Start Task input

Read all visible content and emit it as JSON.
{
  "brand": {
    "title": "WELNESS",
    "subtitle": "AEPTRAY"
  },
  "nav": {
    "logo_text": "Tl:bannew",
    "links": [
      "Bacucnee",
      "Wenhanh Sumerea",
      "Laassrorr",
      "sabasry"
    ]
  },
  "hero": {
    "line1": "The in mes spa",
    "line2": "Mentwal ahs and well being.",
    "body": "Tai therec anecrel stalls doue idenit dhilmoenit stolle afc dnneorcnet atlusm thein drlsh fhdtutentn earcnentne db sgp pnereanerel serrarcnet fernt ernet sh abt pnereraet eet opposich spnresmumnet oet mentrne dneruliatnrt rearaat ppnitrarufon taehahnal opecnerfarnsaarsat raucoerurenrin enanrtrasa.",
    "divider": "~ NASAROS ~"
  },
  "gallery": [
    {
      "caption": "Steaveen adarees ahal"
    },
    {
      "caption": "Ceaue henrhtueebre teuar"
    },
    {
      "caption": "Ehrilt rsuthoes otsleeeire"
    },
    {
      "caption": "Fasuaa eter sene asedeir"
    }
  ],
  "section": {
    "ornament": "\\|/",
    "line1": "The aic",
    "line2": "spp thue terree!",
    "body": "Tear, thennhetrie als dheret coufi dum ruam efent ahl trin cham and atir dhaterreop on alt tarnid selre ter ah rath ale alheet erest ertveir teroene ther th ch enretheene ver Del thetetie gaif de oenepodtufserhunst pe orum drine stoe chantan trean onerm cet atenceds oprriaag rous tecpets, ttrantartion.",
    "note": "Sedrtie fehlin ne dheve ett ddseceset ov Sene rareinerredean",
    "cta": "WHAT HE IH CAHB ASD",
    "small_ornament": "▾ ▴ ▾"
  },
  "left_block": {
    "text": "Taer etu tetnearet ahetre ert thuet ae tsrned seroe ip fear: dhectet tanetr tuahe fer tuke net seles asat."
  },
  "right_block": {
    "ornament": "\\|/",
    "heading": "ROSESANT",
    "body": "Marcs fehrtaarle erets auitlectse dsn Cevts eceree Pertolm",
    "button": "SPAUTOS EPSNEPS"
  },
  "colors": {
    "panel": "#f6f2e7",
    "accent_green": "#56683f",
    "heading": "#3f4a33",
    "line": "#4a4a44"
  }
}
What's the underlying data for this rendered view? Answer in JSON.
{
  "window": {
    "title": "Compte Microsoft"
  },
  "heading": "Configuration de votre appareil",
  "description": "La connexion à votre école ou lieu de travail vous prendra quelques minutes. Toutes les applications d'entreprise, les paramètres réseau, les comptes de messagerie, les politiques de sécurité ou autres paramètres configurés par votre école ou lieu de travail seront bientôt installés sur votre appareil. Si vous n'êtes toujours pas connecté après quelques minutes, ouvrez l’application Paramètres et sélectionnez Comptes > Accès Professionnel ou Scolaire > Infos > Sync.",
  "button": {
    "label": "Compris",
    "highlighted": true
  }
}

End Task input

• Written request:
Please extract exactly, and only, the lines from the line containing "What's the underlying" through the last line of the records.

• Result of the task:
What's the underlying data for this rendered view? Answer in JSON.
{
  "window": {
    "title": "Compte Microsoft"
  },
  "heading": "Configuration de votre appareil",
  "description": "La connexion à votre école ou lieu de travail vous prendra quelques minutes. Toutes les applications d'entreprise, les paramètres réseau, les comptes de messagerie, les politiques de sécurité ou autres paramètres configurés par votre école ou lieu de travail seront bientôt installés sur votre appareil. Si vous n'êtes toujours pas connecté après quelques minutes, ouvrez l’application Paramètres et sélectionnez Comptes > Accès Professionnel ou Scolaire > Infos > Sync.",
  "button": {
    "label": "Compris",
    "highlighted": true
  }
}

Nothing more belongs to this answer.